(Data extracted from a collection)
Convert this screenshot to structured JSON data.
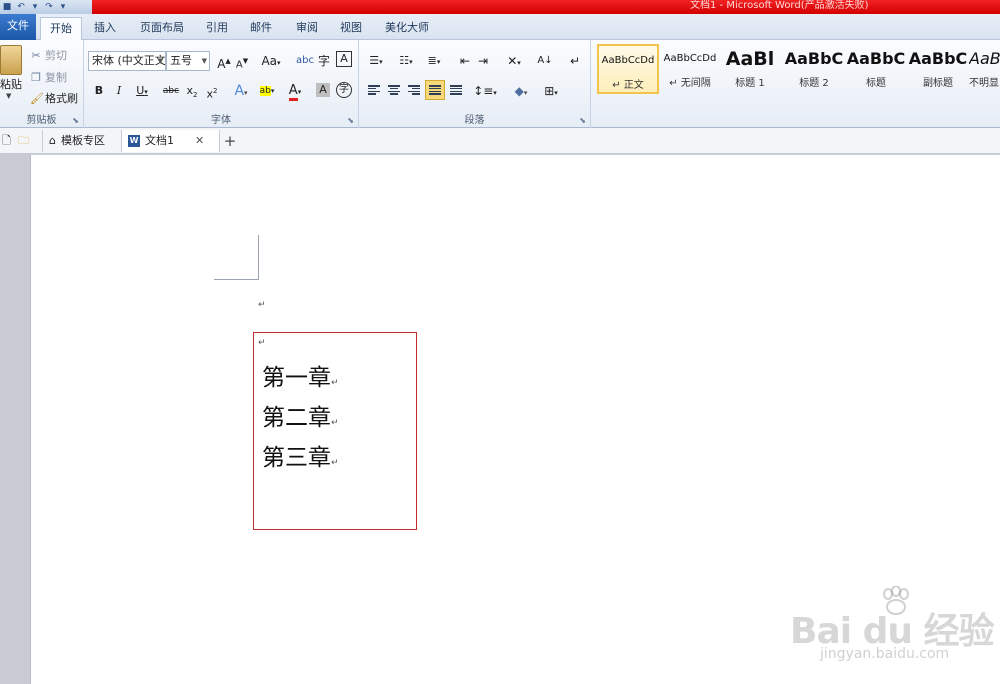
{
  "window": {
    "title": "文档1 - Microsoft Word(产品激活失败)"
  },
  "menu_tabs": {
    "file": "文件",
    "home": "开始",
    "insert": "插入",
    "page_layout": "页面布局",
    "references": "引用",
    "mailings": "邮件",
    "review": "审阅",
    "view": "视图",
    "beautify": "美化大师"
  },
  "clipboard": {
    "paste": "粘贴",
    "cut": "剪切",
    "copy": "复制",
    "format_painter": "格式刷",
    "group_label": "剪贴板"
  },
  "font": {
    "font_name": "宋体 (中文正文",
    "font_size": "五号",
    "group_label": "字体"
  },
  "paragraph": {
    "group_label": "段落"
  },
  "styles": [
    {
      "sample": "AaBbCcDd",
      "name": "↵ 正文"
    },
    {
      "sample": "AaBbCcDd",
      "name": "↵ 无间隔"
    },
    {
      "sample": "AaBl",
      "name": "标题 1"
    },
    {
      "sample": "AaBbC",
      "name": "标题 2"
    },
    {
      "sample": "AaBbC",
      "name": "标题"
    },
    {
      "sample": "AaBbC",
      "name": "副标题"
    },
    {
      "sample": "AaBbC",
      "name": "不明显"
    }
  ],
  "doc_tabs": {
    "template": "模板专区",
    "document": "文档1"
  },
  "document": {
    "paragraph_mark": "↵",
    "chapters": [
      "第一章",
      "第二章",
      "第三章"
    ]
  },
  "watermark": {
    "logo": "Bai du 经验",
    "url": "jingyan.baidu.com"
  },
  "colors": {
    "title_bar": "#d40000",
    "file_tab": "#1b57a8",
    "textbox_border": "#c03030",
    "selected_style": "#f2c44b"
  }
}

--

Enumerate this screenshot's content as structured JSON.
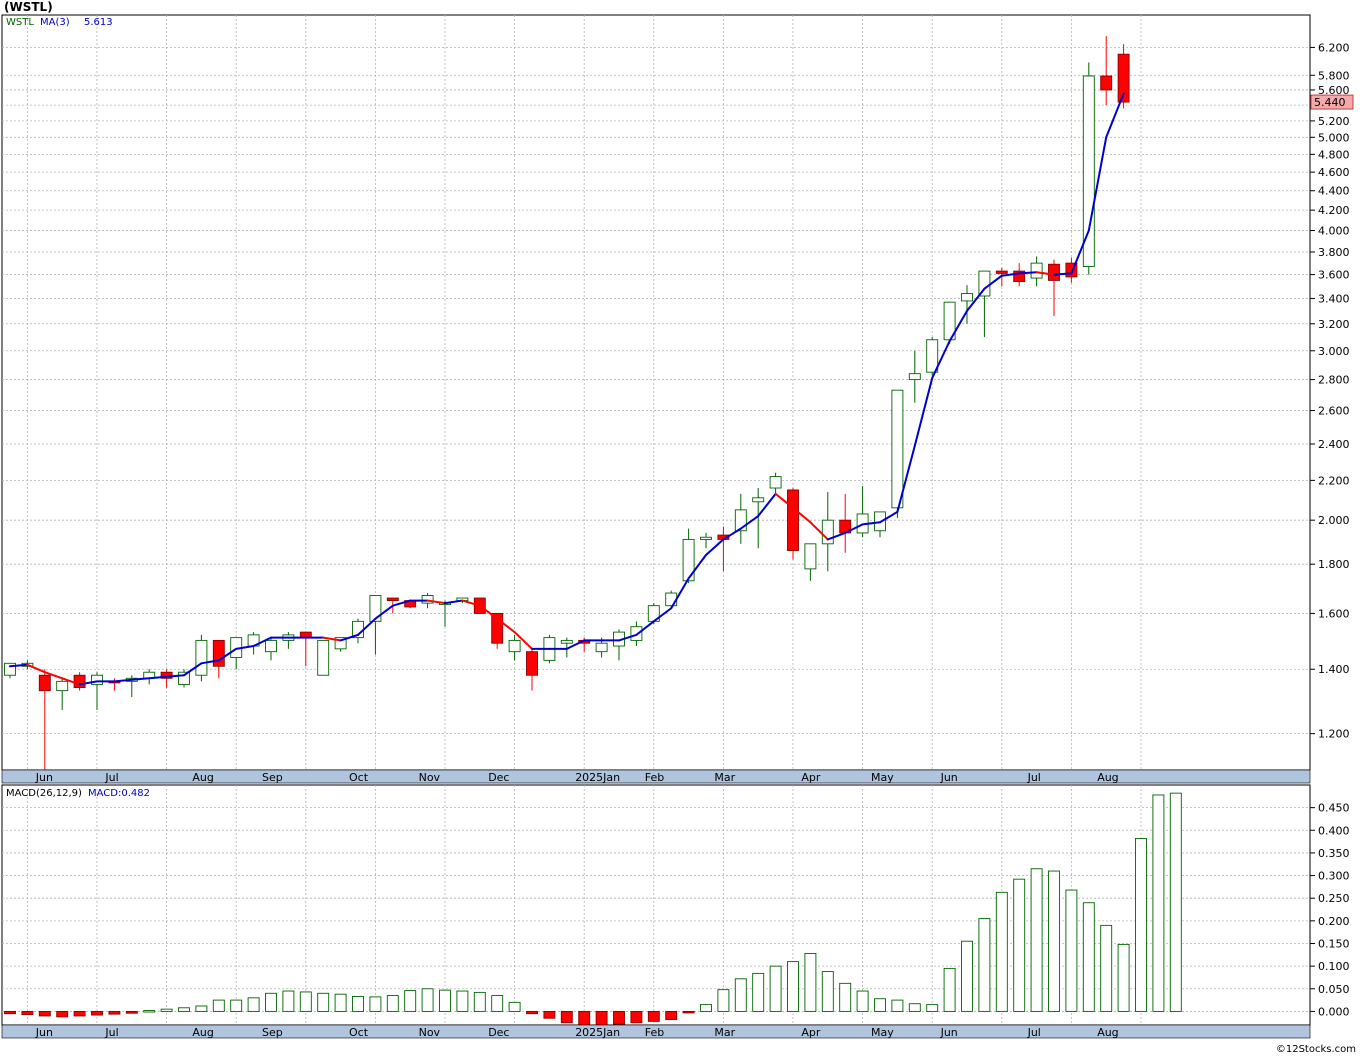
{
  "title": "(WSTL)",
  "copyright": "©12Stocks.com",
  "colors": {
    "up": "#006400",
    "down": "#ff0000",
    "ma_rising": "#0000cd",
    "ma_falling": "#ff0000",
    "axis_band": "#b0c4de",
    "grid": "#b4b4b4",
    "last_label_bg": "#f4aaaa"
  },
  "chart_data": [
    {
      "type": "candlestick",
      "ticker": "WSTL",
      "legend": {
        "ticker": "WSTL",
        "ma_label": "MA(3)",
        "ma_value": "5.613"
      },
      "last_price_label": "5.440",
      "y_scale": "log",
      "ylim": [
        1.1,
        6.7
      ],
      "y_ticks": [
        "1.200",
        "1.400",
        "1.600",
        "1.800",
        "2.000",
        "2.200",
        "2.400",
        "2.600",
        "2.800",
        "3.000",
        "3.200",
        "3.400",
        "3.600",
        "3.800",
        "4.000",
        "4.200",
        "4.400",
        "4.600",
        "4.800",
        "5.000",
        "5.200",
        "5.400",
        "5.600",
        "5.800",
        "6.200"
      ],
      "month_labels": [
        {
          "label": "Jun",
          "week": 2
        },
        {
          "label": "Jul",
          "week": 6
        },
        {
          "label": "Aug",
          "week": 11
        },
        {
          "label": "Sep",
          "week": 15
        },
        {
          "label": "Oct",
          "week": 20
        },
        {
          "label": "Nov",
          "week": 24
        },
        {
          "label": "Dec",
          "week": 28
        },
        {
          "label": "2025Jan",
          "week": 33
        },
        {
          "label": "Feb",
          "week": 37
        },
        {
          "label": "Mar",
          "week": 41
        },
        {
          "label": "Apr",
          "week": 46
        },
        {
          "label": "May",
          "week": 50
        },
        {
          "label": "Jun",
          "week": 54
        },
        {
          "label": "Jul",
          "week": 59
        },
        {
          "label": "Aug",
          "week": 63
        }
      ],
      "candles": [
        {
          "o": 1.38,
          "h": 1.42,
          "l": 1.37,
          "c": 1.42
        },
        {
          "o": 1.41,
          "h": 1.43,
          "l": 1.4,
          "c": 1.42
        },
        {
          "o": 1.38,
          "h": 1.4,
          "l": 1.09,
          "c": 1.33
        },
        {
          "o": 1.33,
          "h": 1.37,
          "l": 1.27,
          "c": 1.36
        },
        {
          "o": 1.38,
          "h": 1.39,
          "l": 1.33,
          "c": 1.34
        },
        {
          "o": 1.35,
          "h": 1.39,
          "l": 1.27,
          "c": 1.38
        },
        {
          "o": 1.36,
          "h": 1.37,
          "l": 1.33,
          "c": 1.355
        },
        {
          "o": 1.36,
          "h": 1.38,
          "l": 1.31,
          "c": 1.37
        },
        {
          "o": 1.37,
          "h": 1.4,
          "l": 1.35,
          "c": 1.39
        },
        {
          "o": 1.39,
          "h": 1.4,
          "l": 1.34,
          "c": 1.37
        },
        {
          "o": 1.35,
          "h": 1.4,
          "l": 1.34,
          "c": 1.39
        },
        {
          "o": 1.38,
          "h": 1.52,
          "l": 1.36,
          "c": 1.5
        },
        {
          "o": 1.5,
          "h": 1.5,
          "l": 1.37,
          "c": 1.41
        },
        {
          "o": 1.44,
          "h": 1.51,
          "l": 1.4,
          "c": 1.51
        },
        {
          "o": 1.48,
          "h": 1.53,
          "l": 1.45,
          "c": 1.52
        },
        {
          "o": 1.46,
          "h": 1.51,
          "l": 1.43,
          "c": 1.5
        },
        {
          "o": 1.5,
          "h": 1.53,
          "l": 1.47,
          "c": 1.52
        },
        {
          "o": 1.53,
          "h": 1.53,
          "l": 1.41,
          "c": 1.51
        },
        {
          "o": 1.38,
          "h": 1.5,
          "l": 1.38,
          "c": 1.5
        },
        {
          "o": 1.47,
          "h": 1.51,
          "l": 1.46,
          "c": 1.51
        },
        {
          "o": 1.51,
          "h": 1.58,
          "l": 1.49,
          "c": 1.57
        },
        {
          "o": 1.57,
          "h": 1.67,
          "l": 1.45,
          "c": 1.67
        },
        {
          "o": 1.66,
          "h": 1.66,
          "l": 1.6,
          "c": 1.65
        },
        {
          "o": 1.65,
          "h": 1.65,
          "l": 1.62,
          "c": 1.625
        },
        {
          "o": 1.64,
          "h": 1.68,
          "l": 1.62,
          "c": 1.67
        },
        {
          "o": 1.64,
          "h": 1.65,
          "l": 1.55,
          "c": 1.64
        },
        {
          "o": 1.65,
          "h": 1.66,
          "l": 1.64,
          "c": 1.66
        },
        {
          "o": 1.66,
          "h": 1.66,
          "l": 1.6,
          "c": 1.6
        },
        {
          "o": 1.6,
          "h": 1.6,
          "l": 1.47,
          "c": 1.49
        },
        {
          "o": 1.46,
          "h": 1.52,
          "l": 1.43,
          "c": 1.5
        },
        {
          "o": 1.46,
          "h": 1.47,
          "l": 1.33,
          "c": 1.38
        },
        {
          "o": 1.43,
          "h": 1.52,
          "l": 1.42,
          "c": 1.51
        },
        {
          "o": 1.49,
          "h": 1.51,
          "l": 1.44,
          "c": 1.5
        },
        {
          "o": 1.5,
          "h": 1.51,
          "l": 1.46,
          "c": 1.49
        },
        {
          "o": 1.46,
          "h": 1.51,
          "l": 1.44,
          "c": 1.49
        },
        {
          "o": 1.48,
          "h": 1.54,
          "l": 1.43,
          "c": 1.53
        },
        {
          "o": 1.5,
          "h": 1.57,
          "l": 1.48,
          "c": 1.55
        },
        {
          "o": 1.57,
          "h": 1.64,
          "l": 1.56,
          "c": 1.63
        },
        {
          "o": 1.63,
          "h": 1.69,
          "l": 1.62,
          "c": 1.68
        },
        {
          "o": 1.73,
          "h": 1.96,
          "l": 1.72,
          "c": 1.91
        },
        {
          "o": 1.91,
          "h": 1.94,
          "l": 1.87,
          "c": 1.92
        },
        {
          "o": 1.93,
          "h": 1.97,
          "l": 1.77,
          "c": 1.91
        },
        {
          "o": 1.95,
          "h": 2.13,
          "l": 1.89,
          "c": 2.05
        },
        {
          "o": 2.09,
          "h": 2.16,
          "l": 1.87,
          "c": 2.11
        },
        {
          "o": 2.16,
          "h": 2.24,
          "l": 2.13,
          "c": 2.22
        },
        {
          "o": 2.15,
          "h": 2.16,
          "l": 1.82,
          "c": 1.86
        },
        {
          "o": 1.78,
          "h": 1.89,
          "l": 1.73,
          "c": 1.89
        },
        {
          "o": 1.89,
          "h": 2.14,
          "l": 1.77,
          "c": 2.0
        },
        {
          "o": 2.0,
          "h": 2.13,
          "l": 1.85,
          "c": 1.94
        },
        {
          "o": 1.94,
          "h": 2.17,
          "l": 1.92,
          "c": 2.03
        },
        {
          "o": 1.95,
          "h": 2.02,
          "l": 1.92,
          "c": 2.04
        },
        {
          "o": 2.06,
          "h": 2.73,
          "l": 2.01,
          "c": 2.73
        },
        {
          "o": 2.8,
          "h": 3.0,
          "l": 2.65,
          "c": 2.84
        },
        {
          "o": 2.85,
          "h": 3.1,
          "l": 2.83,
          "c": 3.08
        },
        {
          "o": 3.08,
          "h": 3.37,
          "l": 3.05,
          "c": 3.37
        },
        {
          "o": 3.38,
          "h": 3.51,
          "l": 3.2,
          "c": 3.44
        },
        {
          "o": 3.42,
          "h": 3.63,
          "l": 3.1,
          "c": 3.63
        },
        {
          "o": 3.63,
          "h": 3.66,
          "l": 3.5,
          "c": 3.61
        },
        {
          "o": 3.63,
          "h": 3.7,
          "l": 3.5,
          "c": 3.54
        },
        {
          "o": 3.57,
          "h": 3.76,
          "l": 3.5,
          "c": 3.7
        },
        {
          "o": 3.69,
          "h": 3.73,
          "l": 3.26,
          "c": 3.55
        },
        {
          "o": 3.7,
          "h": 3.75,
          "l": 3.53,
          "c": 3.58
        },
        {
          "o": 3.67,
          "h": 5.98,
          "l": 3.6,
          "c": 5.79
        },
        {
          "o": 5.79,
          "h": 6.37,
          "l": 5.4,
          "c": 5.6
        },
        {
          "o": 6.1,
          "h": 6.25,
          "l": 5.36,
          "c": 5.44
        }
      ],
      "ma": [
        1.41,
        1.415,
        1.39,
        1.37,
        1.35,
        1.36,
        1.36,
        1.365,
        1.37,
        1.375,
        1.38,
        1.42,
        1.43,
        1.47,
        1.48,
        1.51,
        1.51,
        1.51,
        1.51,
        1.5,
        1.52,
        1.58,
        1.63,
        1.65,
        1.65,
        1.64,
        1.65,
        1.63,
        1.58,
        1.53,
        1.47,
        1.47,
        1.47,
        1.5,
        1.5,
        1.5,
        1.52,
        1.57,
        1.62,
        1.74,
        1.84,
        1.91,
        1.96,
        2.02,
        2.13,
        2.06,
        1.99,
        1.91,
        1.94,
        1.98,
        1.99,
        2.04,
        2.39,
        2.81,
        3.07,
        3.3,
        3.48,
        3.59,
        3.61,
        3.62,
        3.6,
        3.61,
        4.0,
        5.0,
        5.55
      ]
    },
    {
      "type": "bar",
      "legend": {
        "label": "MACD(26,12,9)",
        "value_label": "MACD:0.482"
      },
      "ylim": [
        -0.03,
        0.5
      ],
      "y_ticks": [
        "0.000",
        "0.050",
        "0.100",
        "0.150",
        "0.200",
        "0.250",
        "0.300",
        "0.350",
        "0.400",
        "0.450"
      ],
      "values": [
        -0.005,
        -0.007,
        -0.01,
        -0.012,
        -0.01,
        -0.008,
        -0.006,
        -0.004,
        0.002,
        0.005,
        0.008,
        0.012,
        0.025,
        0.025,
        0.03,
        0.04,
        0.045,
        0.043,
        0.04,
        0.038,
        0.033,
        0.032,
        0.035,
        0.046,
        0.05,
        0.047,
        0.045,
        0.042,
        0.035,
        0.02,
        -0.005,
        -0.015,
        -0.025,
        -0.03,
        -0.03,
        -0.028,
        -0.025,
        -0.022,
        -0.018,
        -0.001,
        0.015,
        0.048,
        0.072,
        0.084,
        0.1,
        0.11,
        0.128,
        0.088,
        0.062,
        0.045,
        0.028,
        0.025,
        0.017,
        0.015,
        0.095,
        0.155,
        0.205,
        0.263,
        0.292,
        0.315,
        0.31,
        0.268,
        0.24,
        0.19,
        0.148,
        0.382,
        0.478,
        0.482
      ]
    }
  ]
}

--

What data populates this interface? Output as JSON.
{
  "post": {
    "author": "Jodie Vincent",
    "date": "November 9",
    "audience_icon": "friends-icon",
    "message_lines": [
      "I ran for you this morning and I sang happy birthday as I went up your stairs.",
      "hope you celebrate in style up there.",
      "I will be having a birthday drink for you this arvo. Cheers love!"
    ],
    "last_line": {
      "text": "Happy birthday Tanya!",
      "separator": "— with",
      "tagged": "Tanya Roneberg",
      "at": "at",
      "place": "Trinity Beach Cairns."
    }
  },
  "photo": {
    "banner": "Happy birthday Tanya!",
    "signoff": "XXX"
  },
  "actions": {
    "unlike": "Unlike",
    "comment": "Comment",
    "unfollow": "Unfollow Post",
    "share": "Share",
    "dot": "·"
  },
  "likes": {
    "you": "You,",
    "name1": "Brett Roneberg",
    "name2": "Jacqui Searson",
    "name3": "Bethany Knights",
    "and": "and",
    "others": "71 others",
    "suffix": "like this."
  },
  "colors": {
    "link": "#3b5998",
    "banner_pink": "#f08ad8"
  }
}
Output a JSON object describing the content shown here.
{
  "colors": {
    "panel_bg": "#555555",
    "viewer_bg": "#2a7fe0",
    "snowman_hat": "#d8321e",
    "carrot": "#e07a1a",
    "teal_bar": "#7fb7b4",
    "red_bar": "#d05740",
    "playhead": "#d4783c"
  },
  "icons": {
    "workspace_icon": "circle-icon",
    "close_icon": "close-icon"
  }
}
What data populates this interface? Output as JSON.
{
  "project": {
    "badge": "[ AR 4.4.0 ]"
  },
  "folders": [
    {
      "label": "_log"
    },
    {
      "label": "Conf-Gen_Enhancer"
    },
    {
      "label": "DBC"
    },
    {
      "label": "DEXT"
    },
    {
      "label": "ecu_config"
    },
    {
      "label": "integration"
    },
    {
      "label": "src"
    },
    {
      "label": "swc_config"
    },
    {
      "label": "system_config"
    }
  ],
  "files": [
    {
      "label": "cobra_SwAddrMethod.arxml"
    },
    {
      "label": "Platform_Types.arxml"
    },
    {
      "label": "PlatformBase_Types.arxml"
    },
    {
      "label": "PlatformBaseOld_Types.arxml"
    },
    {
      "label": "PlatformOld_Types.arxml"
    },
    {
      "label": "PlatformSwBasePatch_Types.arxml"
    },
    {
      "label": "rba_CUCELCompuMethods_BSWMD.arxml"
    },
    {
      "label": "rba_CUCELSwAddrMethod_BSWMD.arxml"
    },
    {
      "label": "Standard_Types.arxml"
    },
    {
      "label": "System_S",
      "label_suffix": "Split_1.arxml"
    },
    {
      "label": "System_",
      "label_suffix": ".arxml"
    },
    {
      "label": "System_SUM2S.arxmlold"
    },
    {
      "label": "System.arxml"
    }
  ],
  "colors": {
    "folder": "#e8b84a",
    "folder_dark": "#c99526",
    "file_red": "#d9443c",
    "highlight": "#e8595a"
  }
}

(What is required):
Filter the data for the string "JSON" and copy every line that has it.

(Answer to the problem):
Convert this screenshot to structured JSON data.
Enumerate this screenshot's content as structured JSON.
What data populates this interface? Output as JSON.
Output a JSON object describing the content shown here.
What data populates this interface? Output as JSON.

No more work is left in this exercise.